___ Data shown

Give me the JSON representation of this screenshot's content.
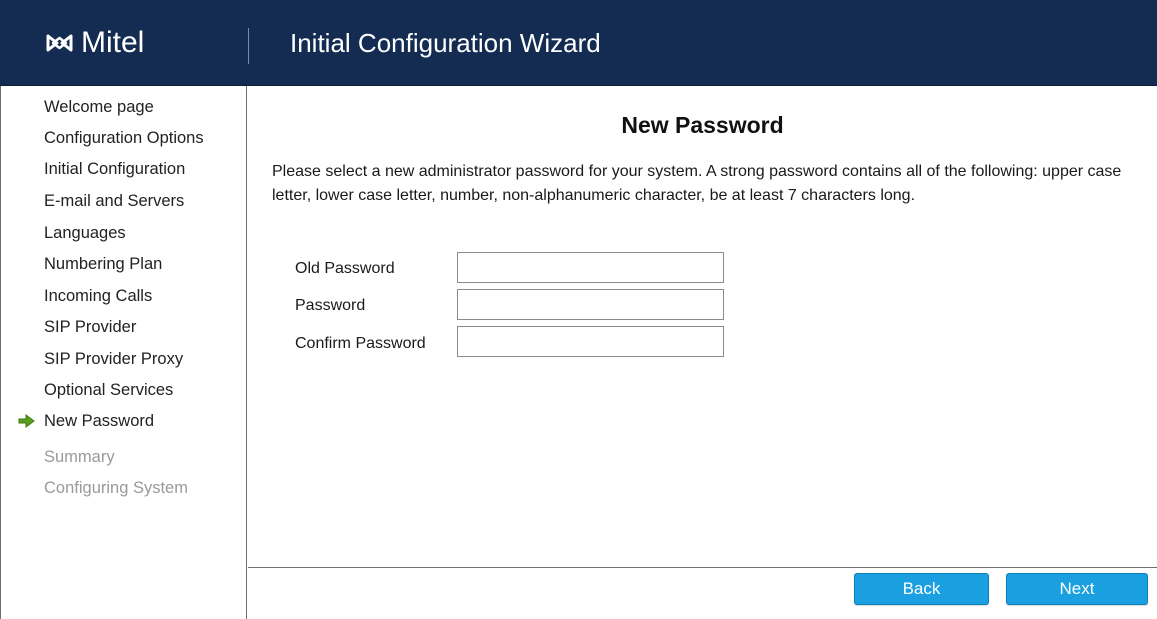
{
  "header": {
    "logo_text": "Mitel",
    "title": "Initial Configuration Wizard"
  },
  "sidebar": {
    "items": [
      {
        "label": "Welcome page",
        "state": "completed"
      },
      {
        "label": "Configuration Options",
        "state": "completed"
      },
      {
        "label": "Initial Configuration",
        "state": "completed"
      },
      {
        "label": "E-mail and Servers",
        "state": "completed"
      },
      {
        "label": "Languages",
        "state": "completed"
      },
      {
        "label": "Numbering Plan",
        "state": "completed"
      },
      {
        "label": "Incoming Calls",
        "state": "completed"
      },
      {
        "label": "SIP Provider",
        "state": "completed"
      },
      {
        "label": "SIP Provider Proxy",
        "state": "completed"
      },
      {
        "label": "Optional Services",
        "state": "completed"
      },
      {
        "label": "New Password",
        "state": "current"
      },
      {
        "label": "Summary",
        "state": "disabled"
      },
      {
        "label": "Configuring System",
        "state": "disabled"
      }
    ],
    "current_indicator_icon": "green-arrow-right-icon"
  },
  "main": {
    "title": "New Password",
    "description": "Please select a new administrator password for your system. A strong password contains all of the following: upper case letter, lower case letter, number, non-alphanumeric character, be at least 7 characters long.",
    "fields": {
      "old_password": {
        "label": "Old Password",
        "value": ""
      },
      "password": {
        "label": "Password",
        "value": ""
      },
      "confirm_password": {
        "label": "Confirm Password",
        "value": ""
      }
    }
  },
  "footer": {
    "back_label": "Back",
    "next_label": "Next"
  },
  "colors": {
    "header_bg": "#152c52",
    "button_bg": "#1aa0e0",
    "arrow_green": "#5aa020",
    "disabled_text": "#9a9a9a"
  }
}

______

» **Task to complete**
Leave every image out, and retype the material exactly.

» **Exercise response**
Give me the JSON representation of this screenshot's content.
{
  "header": {
    "logo_text": "Mitel",
    "title": "Initial Configuration Wizard"
  },
  "sidebar": {
    "items": [
      {
        "label": "Welcome page",
        "state": "completed"
      },
      {
        "label": "Configuration Options",
        "state": "completed"
      },
      {
        "label": "Initial Configuration",
        "state": "completed"
      },
      {
        "label": "E-mail and Servers",
        "state": "completed"
      },
      {
        "label": "Languages",
        "state": "completed"
      },
      {
        "label": "Numbering Plan",
        "state": "completed"
      },
      {
        "label": "Incoming Calls",
        "state": "completed"
      },
      {
        "label": "SIP Provider",
        "state": "completed"
      },
      {
        "label": "SIP Provider Proxy",
        "state": "completed"
      },
      {
        "label": "Optional Services",
        "state": "completed"
      },
      {
        "label": "New Password",
        "state": "current"
      },
      {
        "label": "Summary",
        "state": "disabled"
      },
      {
        "label": "Configuring System",
        "state": "disabled"
      }
    ],
    "current_indicator_icon": "green-arrow-right-icon"
  },
  "main": {
    "title": "New Password",
    "description": "Please select a new administrator password for your system. A strong password contains all of the following: upper case letter, lower case letter, number, non-alphanumeric character, be at least 7 characters long.",
    "fields": {
      "old_password": {
        "label": "Old Password",
        "value": ""
      },
      "password": {
        "label": "Password",
        "value": ""
      },
      "confirm_password": {
        "label": "Confirm Password",
        "value": ""
      }
    }
  },
  "footer": {
    "back_label": "Back",
    "next_label": "Next"
  },
  "colors": {
    "header_bg": "#152c52",
    "button_bg": "#1aa0e0",
    "arrow_green": "#5aa020",
    "disabled_text": "#9a9a9a"
  }
}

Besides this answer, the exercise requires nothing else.